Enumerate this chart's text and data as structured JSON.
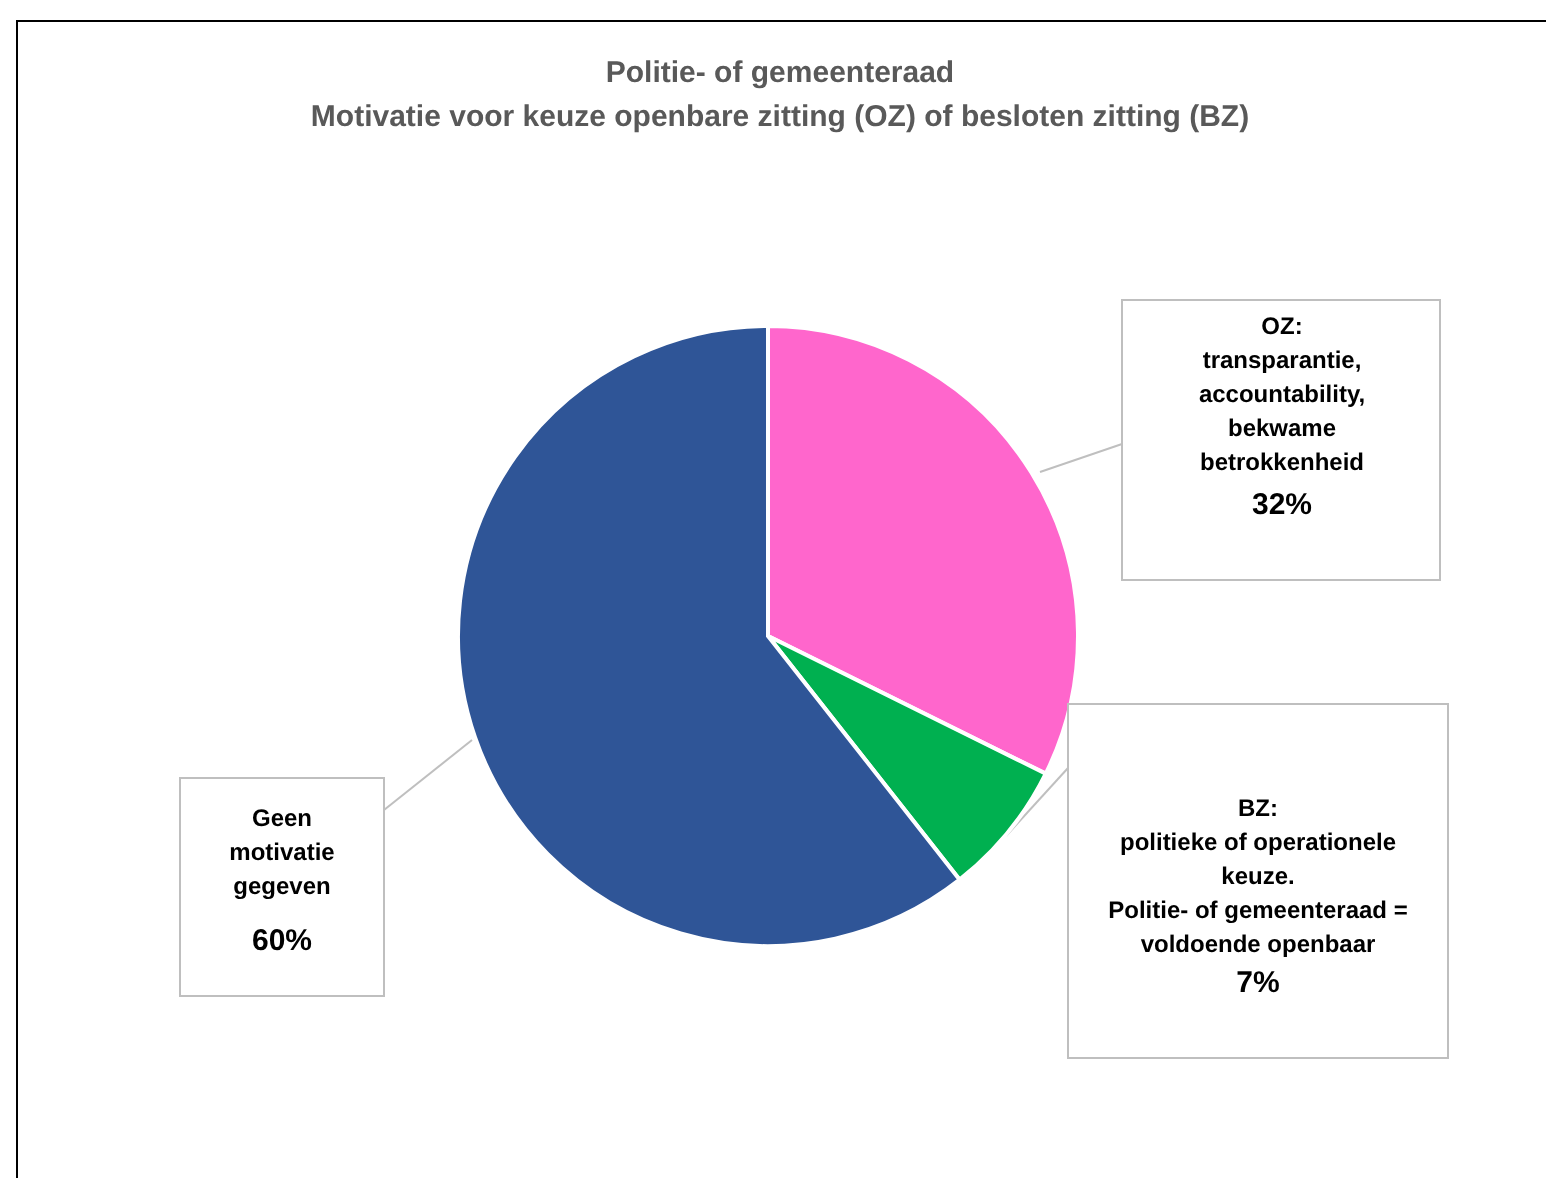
{
  "chart_data": {
    "type": "pie",
    "title": [
      "Politie- of gemeenteraad",
      "Motivatie voor keuze openbare zitting (OZ) of besloten zitting (BZ)"
    ],
    "categories": [
      "OZ:\ntransparantie,\naccountability,\nbekwame\nbetrokkenheid",
      "BZ:\npolitieke of operationele\nkeuze.\nPolitie- of gemeenteraad =\nvoldoende openbaar",
      "Geen\nmotivatie\ngegeven"
    ],
    "values": [
      32,
      7,
      60
    ],
    "value_labels": [
      "32%",
      "7%",
      "60%"
    ],
    "colors": [
      "#ff66cc",
      "#00b050",
      "#2f5597"
    ],
    "legend": false
  }
}
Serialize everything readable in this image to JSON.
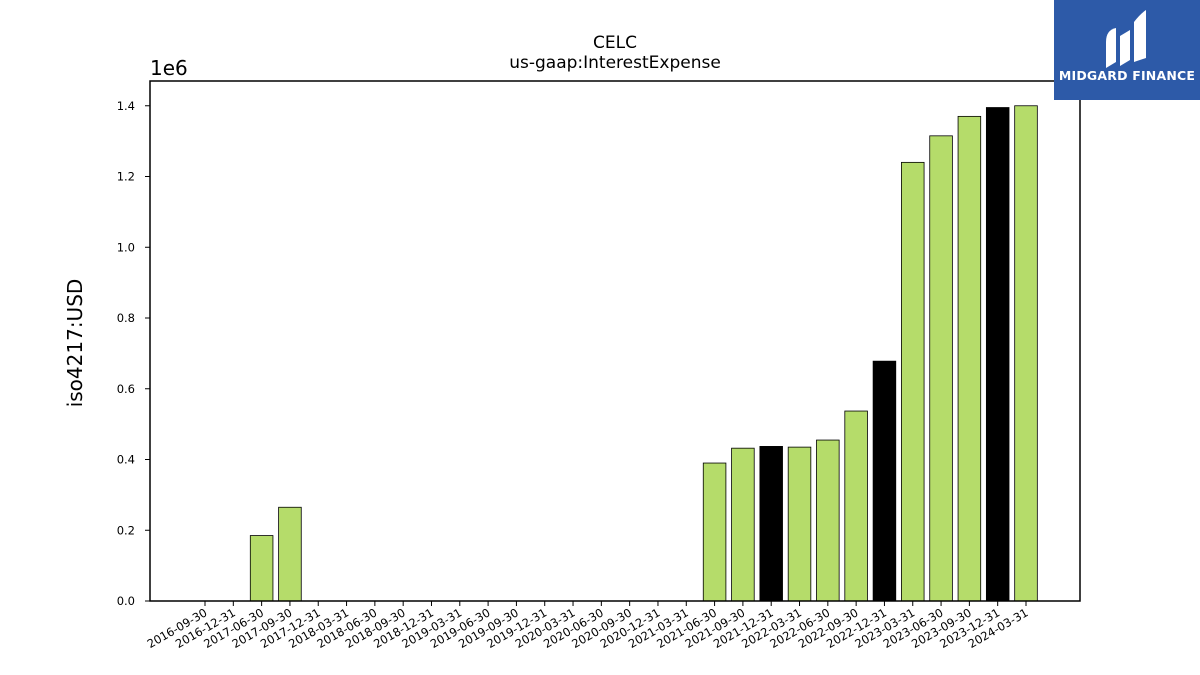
:::::
Goal: Quote everything in the listing above exactly; pictures are the only thing to omit.

Response below:
Enumerate this chart's text and data as structured JSON.
{
  "chart_data": {
    "type": "pie",
    "title": [
      "Politie- of gemeenteraad",
      "Motivatie voor keuze openbare zitting (OZ) of besloten zitting (BZ)"
    ],
    "categories": [
      "OZ:\ntransparantie,\naccountability,\nbekwame\nbetrokkenheid",
      "BZ:\npolitieke of operationele\nkeuze.\nPolitie- of gemeenteraad =\nvoldoende openbaar",
      "Geen\nmotivatie\ngegeven"
    ],
    "values": [
      32,
      7,
      60
    ],
    "value_labels": [
      "32%",
      "7%",
      "60%"
    ],
    "colors": [
      "#ff66cc",
      "#00b050",
      "#2f5597"
    ],
    "legend": false
  }
}
Serialize everything readable in this image to JSON.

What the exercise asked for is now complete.